● What to do
Scan the material below for lines with the word "icon" and report how many there are, with nothing added.

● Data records
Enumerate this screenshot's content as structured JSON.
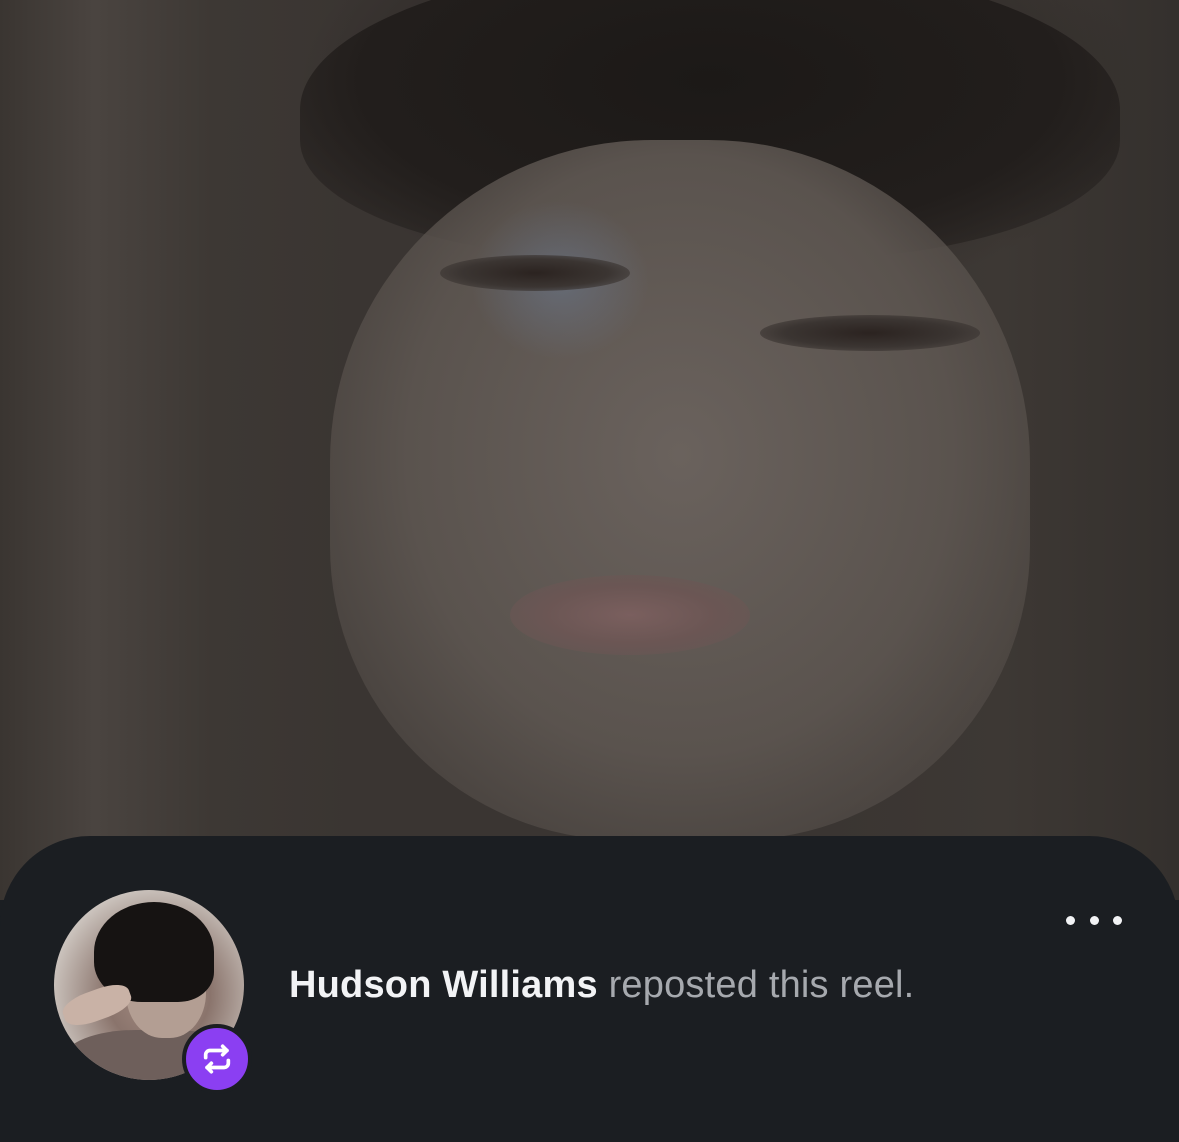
{
  "reel": {
    "media": "reel-video-frame"
  },
  "repost": {
    "username": "Hudson Williams",
    "action_text": "reposted this reel.",
    "avatar": "user-avatar",
    "badge_icon": "repost-icon",
    "more_icon": "more-horizontal-icon"
  },
  "colors": {
    "sheet_background": "#1b1e22",
    "username": "#f2f3f5",
    "action_text": "#a6a9ae",
    "repost_badge": "#8b3ff2"
  }
}
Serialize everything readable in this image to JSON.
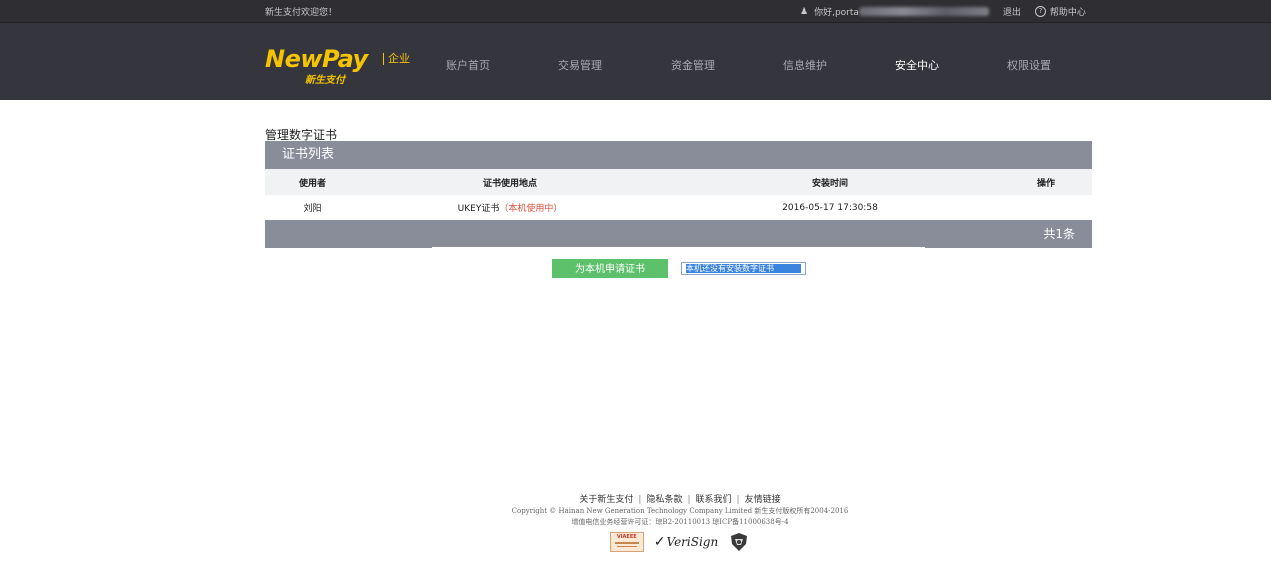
{
  "header": {
    "welcome": "新生支付欢迎您！",
    "greeting": "你好,porta",
    "logout": "退出",
    "help": "帮助中心"
  },
  "logo": {
    "word": "NewPay",
    "chinese": "新生支付",
    "edition": "企业",
    "color": "#f5c400"
  },
  "nav": {
    "items": [
      {
        "label": "账户首页",
        "active": false
      },
      {
        "label": "交易管理",
        "active": false
      },
      {
        "label": "资金管理",
        "active": false
      },
      {
        "label": "信息维护",
        "active": false
      },
      {
        "label": "安全中心",
        "active": true
      },
      {
        "label": "权限设置",
        "active": false
      }
    ]
  },
  "main": {
    "page_title": "管理数字证书",
    "panel_title": "证书列表",
    "columns": [
      "使用者",
      "证书使用地点",
      "安装时间",
      "操作"
    ],
    "rows": [
      {
        "user": "刘阳",
        "location": "UKEY证书",
        "status": "（本机使用中）",
        "installed": "2016-05-17 17:30:58",
        "action": ""
      }
    ],
    "total": "共1条",
    "apply_button": "为本机申请证书",
    "no_cert_notice": "本机还没有安装数字证书"
  },
  "footer": {
    "links": [
      "关于新生支付",
      "隐私条款",
      "联系我们",
      "友情链接"
    ],
    "copyright": "Copyright © Hainan New Generation Technology Company Limited 新生支付版权所有2004-2016",
    "license": "增值电信业务经营许可证：琼B2-20110013 琼ICP备11000638号-4",
    "badges": {
      "verisign": "VeriSign",
      "seal_text": "VIAEEE"
    }
  },
  "colors": {
    "header_bg": "#35353d",
    "panel_bar": "#888d99",
    "button_green": "#5cc16a",
    "in_use_red": "#e0513b"
  }
}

● Answer to the task
2